■ **Set task**:
Look through the listing and locate every line containing the word "proti"; copy those lines.

■ **Data lines**:
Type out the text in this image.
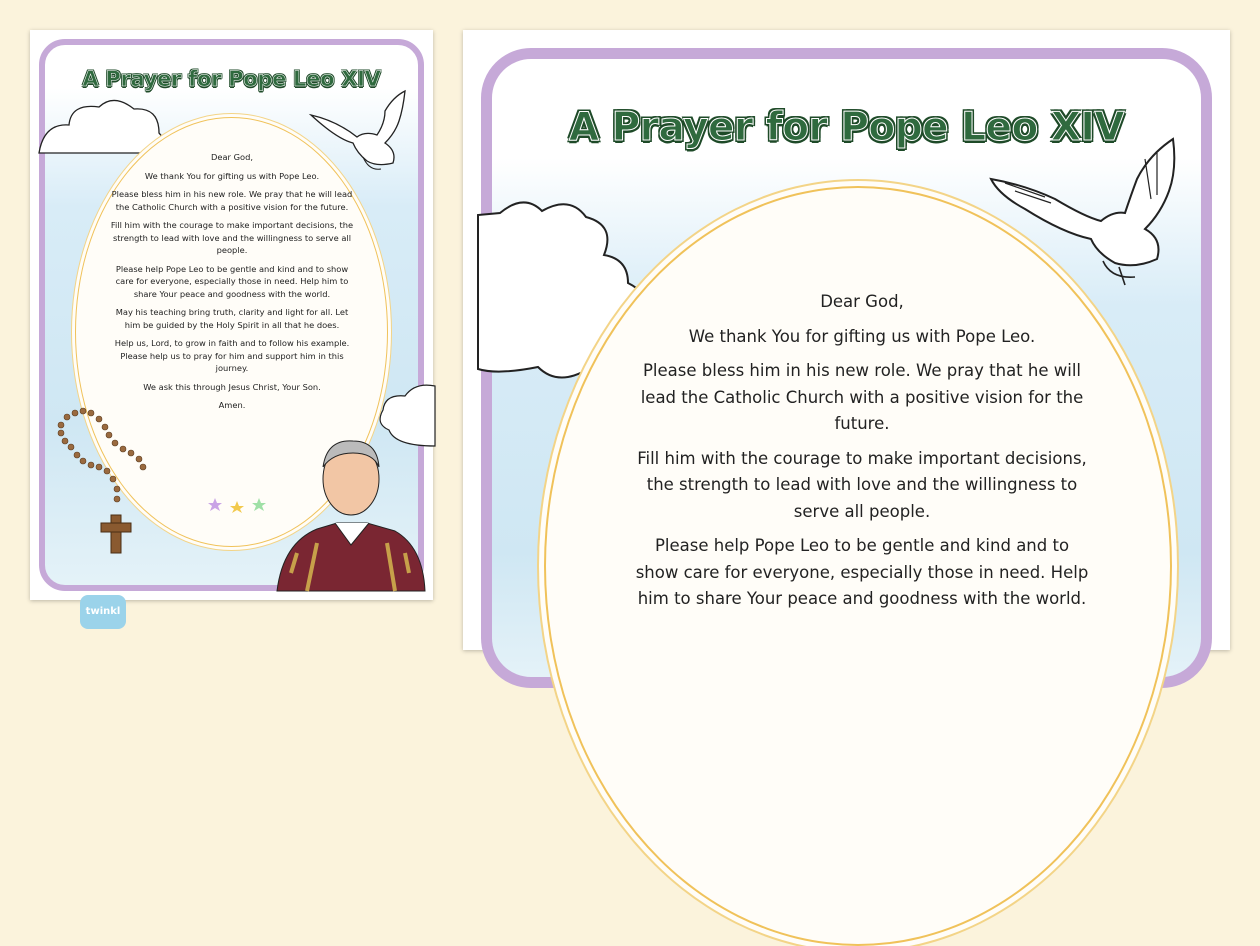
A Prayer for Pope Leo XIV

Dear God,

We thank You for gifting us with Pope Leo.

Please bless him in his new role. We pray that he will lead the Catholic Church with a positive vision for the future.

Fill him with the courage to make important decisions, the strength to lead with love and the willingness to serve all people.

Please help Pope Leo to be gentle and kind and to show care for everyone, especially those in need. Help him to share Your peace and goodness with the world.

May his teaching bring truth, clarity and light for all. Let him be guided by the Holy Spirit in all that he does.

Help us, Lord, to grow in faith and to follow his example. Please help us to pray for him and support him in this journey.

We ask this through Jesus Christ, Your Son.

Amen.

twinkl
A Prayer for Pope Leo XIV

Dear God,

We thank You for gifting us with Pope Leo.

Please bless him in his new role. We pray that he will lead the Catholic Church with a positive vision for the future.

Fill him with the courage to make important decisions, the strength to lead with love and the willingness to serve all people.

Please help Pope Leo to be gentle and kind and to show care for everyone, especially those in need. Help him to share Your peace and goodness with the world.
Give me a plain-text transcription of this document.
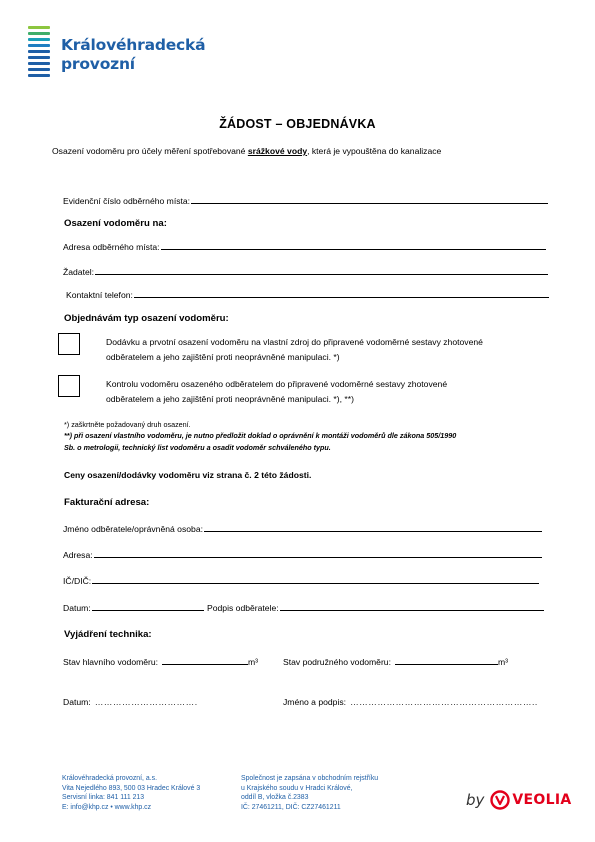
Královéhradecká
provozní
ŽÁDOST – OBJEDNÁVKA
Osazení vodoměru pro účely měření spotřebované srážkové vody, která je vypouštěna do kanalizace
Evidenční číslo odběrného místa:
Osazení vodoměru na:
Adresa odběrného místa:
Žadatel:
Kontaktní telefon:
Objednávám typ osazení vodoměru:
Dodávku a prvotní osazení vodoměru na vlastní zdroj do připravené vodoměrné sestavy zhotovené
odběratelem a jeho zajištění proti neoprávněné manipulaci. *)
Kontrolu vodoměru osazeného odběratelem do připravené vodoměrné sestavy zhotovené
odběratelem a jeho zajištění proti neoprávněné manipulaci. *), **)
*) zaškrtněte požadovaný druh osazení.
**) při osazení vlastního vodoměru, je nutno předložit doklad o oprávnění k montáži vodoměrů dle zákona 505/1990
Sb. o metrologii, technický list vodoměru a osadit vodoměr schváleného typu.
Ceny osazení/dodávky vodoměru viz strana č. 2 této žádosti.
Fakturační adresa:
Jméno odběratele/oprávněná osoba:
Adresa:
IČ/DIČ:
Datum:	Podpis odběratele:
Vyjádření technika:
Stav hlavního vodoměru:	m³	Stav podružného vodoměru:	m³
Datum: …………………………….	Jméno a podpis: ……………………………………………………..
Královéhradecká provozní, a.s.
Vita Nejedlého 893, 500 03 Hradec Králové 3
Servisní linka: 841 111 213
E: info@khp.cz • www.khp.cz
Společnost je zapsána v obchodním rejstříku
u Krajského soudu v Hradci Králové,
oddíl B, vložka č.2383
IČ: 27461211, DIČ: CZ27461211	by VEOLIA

■ **Reply to the exercise**:
odběratelem a jeho zajištění proti neoprávněné manipulaci. *)
odběratelem a jeho zajištění proti neoprávněné manipulaci. *), **)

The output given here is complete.